**Work instructions**
Return only the number of lines in the entries below that hold the word "text".

**Stored data**

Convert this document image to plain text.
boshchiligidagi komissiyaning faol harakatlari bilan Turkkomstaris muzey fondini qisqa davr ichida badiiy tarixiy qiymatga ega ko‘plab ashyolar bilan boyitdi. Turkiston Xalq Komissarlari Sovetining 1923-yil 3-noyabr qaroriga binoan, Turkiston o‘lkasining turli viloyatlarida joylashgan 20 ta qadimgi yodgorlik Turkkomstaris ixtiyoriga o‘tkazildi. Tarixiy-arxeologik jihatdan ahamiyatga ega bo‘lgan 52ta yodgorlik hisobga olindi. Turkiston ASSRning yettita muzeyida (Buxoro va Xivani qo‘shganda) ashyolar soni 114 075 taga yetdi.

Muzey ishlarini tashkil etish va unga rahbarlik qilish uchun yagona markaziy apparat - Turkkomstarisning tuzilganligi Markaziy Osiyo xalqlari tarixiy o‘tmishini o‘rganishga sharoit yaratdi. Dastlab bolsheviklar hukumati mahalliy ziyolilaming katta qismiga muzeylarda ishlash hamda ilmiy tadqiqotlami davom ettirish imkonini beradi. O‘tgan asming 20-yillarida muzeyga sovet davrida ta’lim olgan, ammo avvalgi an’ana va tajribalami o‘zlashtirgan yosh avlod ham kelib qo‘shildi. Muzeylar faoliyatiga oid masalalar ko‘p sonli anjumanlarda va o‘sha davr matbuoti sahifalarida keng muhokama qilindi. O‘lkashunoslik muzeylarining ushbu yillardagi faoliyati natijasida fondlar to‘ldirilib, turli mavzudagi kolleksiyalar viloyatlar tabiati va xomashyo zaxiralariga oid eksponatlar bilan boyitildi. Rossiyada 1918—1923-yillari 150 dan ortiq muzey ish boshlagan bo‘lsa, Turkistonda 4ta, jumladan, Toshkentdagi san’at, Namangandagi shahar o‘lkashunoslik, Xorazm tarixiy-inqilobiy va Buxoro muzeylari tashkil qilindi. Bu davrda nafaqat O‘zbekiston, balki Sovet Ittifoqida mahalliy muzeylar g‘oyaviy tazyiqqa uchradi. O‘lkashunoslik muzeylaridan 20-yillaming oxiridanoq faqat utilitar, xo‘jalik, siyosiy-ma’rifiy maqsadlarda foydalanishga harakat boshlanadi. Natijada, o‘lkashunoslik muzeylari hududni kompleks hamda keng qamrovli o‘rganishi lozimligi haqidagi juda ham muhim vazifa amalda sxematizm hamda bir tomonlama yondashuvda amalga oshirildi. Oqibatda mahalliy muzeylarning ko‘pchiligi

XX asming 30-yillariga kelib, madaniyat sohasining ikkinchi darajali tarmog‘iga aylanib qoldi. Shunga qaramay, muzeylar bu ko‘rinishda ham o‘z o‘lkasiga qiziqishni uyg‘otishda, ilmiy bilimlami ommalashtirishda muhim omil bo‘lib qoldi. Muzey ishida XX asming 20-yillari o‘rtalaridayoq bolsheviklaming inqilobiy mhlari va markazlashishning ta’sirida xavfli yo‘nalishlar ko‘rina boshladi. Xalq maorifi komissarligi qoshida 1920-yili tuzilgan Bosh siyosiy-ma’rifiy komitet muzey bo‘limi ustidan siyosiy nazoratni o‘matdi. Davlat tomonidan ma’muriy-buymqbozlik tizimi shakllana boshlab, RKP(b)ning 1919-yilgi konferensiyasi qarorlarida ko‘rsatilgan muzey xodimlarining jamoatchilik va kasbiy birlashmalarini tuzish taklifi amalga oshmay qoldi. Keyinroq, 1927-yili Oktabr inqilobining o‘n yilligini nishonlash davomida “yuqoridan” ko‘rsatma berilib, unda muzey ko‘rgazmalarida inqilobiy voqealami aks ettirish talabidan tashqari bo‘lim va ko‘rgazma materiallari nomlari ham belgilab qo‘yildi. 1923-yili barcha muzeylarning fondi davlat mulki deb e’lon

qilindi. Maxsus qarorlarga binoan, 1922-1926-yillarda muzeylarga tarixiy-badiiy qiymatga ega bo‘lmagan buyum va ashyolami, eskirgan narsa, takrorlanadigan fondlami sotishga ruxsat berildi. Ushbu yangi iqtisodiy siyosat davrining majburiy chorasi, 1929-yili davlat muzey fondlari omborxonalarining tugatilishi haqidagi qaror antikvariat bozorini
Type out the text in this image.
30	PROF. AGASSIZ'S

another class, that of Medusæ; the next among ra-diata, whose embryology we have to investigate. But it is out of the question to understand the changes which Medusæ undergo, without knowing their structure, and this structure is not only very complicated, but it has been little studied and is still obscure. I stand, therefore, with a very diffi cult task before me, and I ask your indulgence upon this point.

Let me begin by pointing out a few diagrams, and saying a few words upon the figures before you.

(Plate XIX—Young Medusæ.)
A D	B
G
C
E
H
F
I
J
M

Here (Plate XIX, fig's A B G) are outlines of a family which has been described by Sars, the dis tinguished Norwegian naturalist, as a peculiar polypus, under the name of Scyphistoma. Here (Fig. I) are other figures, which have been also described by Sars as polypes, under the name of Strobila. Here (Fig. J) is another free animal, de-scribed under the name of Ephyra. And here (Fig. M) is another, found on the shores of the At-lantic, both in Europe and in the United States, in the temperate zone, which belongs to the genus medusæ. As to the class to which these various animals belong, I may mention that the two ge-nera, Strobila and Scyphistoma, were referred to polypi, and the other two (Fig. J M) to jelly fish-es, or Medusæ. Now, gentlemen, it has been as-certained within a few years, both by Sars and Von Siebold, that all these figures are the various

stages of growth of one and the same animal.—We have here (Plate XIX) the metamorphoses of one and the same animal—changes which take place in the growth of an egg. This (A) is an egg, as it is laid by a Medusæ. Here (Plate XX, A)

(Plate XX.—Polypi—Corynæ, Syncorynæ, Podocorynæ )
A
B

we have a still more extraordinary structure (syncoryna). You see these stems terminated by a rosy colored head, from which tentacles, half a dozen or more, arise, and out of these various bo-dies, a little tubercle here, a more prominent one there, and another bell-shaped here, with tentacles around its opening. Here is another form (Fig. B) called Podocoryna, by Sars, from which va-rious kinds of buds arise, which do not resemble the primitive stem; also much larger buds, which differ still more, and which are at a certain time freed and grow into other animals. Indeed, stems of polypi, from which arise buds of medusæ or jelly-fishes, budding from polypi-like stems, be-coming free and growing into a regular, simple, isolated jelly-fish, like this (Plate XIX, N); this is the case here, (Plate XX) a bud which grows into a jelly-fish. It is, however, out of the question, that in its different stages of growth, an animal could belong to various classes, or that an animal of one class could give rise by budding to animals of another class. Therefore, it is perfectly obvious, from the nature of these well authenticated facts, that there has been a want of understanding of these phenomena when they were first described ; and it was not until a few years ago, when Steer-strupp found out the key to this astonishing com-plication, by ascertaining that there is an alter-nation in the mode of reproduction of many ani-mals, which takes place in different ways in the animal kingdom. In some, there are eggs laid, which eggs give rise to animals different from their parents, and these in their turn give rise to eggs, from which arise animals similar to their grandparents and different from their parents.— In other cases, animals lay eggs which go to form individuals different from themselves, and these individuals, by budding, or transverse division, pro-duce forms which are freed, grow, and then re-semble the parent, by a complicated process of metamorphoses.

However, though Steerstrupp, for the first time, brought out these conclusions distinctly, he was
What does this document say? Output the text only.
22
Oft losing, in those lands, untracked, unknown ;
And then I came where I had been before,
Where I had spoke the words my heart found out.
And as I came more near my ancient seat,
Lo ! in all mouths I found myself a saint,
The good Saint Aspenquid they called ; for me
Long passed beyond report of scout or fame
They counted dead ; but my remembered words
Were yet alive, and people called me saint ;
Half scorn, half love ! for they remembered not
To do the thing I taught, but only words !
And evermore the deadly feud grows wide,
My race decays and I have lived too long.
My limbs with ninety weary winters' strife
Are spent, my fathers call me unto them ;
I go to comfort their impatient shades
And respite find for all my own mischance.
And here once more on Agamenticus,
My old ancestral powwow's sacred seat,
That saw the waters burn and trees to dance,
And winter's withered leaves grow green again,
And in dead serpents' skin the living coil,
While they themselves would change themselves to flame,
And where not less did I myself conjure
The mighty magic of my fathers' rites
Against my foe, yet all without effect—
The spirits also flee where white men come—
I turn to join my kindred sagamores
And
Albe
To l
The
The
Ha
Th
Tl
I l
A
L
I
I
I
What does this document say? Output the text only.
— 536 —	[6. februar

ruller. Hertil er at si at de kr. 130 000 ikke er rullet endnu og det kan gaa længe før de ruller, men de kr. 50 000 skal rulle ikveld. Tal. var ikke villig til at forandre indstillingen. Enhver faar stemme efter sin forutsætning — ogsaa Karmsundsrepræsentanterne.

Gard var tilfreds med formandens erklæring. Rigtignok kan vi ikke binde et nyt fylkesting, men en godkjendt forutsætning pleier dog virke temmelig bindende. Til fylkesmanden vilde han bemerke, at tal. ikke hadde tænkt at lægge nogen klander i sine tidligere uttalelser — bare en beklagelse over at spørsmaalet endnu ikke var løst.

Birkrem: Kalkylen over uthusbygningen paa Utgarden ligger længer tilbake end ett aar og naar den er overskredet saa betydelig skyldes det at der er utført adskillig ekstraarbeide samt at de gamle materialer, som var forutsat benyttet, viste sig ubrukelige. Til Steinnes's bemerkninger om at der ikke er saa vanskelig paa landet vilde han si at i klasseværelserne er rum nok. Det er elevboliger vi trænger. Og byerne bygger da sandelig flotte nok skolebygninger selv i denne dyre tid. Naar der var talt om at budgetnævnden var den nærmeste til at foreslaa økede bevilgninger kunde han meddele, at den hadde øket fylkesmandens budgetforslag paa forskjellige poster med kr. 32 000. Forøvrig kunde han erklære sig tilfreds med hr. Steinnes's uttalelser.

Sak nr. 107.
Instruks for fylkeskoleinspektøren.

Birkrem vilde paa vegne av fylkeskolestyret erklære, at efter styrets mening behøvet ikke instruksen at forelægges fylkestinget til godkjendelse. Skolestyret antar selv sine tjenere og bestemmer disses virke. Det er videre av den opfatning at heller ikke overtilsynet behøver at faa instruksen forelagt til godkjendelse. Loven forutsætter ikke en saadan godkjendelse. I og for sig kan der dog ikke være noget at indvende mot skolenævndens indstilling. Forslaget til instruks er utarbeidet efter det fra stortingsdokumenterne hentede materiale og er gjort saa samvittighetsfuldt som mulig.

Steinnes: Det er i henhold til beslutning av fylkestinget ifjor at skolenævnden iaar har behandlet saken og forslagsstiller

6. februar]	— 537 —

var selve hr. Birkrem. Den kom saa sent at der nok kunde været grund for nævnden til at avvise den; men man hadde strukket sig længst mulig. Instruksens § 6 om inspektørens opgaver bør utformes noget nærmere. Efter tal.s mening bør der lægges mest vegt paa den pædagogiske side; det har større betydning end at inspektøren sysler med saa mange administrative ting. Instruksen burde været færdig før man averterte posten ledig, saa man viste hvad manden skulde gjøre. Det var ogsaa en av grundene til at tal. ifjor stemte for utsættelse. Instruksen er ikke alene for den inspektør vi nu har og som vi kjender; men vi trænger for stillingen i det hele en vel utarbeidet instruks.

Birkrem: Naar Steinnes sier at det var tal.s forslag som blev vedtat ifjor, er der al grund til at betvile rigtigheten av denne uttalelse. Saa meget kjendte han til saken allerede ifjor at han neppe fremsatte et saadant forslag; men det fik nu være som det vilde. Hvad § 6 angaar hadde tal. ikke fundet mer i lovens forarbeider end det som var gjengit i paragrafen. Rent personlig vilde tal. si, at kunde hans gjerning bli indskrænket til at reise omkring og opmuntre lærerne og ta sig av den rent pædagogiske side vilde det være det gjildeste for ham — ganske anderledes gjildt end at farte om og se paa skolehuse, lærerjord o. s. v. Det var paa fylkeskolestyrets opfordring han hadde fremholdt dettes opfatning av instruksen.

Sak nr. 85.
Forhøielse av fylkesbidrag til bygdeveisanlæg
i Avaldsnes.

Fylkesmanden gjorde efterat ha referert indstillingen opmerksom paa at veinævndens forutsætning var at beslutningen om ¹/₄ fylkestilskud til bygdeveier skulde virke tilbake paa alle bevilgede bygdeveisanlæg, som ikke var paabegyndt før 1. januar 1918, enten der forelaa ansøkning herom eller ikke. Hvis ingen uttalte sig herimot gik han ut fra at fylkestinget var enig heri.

**The solution**
4